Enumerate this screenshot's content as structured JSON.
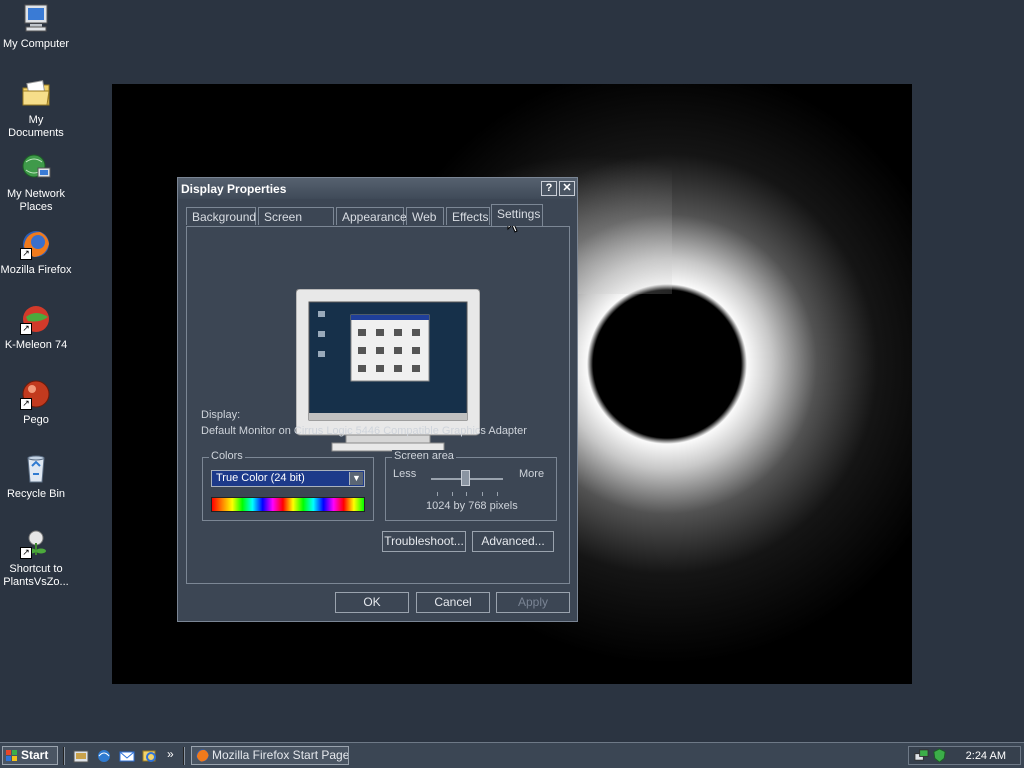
{
  "desktop": {
    "icons": [
      {
        "name": "my-computer",
        "label": "My Computer",
        "icon": "computer-icon"
      },
      {
        "name": "my-documents",
        "label": "My Documents",
        "icon": "folder-icon"
      },
      {
        "name": "my-network-places",
        "label": "My Network Places",
        "icon": "network-icon"
      },
      {
        "name": "mozilla-firefox",
        "label": "Mozilla Firefox",
        "icon": "firefox-icon"
      },
      {
        "name": "k-meleon",
        "label": "K-Meleon 74",
        "icon": "k-meleon-icon"
      },
      {
        "name": "pego",
        "label": "Pego",
        "icon": "pego-icon"
      },
      {
        "name": "recycle-bin",
        "label": "Recycle Bin",
        "icon": "recycle-bin-icon"
      },
      {
        "name": "plantsvszombies",
        "label": "Shortcut to PlantsVsZo...",
        "icon": "plant-icon"
      }
    ]
  },
  "dialog": {
    "title": "Display Properties",
    "help_button": "?",
    "close_button": "✕",
    "tabs": [
      "Background",
      "Screen Saver",
      "Appearance",
      "Web",
      "Effects",
      "Settings"
    ],
    "active_tab": "Settings",
    "display_label": "Display:",
    "display_value": "Default Monitor on Cirrus Logic 5446 Compatible Graphics Adapter",
    "colors": {
      "legend": "Colors",
      "selected": "True Color (24 bit)"
    },
    "screen_area": {
      "legend": "Screen area",
      "less_label": "Less",
      "more_label": "More",
      "resolution": "1024 by 768 pixels",
      "slider_fraction": 0.45
    },
    "buttons": {
      "troubleshoot": "Troubleshoot...",
      "advanced": "Advanced...",
      "ok": "OK",
      "cancel": "Cancel",
      "apply": "Apply"
    }
  },
  "taskbar": {
    "start_label": "Start",
    "overflow_chevron": "»",
    "task_label": "Mozilla Firefox Start Page...",
    "clock": "2:24 AM"
  }
}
━━━━━━━━━━━━━━━━━━━━
Exercise task → Print each entry shown above with exact wording and no pictures.

Exercise result →
Enumerate this screenshot's content as structured JSON.
{
  "desktop": {
    "icons": [
      {
        "name": "my-computer",
        "label": "My Computer",
        "icon": "computer-icon"
      },
      {
        "name": "my-documents",
        "label": "My Documents",
        "icon": "folder-icon"
      },
      {
        "name": "my-network-places",
        "label": "My Network Places",
        "icon": "network-icon"
      },
      {
        "name": "mozilla-firefox",
        "label": "Mozilla Firefox",
        "icon": "firefox-icon"
      },
      {
        "name": "k-meleon",
        "label": "K-Meleon 74",
        "icon": "k-meleon-icon"
      },
      {
        "name": "pego",
        "label": "Pego",
        "icon": "pego-icon"
      },
      {
        "name": "recycle-bin",
        "label": "Recycle Bin",
        "icon": "recycle-bin-icon"
      },
      {
        "name": "plantsvszombies",
        "label": "Shortcut to PlantsVsZo...",
        "icon": "plant-icon"
      }
    ]
  },
  "dialog": {
    "title": "Display Properties",
    "help_button": "?",
    "close_button": "✕",
    "tabs": [
      "Background",
      "Screen Saver",
      "Appearance",
      "Web",
      "Effects",
      "Settings"
    ],
    "active_tab": "Settings",
    "display_label": "Display:",
    "display_value": "Default Monitor on Cirrus Logic 5446 Compatible Graphics Adapter",
    "colors": {
      "legend": "Colors",
      "selected": "True Color (24 bit)"
    },
    "screen_area": {
      "legend": "Screen area",
      "less_label": "Less",
      "more_label": "More",
      "resolution": "1024 by 768 pixels",
      "slider_fraction": 0.45
    },
    "buttons": {
      "troubleshoot": "Troubleshoot...",
      "advanced": "Advanced...",
      "ok": "OK",
      "cancel": "Cancel",
      "apply": "Apply"
    }
  },
  "taskbar": {
    "start_label": "Start",
    "overflow_chevron": "»",
    "task_label": "Mozilla Firefox Start Page...",
    "clock": "2:24 AM"
  }
}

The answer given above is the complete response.